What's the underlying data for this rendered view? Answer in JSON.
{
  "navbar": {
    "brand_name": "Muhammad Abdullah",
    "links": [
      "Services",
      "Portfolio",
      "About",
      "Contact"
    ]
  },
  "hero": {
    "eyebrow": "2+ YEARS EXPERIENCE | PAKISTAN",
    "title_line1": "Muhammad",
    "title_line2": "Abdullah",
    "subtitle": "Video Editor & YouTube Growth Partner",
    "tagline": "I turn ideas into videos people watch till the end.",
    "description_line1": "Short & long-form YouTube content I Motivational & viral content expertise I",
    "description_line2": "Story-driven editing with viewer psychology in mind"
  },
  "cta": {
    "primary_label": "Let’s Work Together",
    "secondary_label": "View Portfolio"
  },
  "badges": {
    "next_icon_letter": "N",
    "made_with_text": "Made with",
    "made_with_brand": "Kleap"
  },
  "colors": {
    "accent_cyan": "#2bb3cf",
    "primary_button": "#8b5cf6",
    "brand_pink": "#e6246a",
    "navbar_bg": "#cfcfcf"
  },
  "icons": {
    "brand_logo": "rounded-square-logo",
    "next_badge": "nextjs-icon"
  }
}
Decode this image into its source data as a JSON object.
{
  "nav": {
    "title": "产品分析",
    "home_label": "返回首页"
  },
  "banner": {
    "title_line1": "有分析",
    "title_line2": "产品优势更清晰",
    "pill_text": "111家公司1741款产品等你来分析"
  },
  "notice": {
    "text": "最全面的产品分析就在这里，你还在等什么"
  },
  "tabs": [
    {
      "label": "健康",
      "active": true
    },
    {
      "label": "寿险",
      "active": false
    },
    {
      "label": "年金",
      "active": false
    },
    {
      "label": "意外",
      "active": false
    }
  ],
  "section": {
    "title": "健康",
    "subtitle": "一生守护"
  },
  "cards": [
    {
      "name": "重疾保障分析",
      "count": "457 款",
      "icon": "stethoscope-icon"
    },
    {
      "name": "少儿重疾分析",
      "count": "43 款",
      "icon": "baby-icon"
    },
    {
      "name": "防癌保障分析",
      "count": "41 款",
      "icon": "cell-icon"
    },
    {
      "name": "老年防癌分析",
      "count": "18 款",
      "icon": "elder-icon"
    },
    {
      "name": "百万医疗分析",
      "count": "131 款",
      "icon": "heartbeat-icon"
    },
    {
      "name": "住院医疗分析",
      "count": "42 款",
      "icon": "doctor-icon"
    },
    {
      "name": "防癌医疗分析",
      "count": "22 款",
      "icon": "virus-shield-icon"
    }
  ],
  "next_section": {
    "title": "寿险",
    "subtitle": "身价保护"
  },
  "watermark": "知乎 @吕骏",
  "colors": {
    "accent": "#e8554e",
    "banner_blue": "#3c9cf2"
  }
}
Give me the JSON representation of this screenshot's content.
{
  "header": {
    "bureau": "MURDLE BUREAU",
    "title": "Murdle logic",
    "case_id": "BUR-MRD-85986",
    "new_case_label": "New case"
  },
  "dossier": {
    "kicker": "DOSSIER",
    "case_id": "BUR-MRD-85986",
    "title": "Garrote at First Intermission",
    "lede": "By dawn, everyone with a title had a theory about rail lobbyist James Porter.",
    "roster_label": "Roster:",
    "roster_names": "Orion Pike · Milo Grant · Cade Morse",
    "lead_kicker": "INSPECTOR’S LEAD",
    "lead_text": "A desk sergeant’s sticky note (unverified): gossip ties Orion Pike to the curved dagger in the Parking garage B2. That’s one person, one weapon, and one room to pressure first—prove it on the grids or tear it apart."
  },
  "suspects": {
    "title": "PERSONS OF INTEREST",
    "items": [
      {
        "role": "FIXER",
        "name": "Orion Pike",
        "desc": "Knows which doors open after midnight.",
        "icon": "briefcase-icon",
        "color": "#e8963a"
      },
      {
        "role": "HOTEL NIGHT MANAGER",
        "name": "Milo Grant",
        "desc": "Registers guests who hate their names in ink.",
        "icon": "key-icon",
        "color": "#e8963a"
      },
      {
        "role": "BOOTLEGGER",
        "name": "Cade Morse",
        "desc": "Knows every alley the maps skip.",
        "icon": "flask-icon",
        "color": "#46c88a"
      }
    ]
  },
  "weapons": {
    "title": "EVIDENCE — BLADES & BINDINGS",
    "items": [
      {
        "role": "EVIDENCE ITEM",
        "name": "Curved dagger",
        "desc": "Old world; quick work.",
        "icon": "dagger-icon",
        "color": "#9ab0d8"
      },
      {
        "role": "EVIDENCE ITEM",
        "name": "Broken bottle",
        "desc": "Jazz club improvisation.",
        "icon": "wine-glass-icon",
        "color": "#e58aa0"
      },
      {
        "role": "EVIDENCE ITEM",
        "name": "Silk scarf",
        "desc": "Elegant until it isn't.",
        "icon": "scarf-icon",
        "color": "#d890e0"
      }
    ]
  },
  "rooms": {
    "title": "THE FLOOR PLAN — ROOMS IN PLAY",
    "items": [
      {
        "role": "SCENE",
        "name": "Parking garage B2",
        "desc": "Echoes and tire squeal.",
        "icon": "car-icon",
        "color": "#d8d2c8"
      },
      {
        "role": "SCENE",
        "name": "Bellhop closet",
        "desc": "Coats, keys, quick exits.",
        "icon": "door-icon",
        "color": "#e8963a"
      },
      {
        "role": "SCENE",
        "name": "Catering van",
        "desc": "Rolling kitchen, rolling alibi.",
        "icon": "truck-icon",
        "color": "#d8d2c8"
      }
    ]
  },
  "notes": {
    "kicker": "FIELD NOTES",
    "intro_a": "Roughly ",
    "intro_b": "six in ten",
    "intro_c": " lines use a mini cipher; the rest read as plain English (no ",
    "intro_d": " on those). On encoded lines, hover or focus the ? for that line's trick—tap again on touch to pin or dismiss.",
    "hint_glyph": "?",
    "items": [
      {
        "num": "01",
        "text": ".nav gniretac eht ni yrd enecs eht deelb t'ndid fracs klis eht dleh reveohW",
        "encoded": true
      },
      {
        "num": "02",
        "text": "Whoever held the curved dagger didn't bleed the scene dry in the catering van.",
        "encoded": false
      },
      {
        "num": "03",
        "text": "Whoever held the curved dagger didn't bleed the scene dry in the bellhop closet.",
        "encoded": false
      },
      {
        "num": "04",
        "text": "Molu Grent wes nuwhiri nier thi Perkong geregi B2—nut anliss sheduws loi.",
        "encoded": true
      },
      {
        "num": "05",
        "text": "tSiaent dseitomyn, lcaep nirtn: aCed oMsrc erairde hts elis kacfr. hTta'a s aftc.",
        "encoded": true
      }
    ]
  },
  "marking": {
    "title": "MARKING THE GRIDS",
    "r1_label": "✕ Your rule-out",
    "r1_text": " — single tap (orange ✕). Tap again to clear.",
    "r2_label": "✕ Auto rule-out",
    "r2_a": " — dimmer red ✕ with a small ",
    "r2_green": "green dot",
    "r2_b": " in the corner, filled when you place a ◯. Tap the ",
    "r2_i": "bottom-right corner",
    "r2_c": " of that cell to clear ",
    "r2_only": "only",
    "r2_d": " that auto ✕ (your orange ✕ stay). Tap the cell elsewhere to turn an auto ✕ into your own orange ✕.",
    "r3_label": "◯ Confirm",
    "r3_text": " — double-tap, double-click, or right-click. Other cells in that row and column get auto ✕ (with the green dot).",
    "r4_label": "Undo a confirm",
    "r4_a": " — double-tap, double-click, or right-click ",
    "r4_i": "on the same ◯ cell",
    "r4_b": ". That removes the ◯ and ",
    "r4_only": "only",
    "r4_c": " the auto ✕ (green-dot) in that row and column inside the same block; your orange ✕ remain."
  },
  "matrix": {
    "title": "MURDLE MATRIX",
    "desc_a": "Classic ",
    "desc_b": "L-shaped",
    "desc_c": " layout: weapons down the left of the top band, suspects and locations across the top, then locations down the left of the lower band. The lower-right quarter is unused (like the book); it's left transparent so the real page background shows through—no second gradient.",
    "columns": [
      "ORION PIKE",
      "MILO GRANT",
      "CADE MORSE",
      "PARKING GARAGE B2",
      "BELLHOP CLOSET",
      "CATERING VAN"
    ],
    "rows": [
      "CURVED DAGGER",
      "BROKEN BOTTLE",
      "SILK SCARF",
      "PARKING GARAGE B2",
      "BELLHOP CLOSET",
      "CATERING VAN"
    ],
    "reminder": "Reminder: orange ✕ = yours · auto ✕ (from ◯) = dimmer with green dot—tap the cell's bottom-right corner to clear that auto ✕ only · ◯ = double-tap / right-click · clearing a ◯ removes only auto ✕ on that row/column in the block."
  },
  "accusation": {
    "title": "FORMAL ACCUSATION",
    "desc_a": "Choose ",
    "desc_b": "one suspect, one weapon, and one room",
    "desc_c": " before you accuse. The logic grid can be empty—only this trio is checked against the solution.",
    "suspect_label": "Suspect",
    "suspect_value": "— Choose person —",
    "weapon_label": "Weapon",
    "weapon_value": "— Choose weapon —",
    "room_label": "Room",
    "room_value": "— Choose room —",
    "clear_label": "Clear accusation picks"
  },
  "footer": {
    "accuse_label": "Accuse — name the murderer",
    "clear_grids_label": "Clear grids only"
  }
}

WHAT THE TASK REQUIRES:
Whenever a line in the material above holds the string "bottom", copy that line in full.

EXPECTED ANSWER:
    "r2_i": "bottom-right corner",
    "reminder": "Reminder: orange ✕ = yours · auto ✕ (from ◯) = dimmer with green dot—tap the cell's bottom-right corner to clear that auto ✕ only · ◯ = double-tap / right-click · clearing a ◯ removes only auto ✕ on that row/column in the block."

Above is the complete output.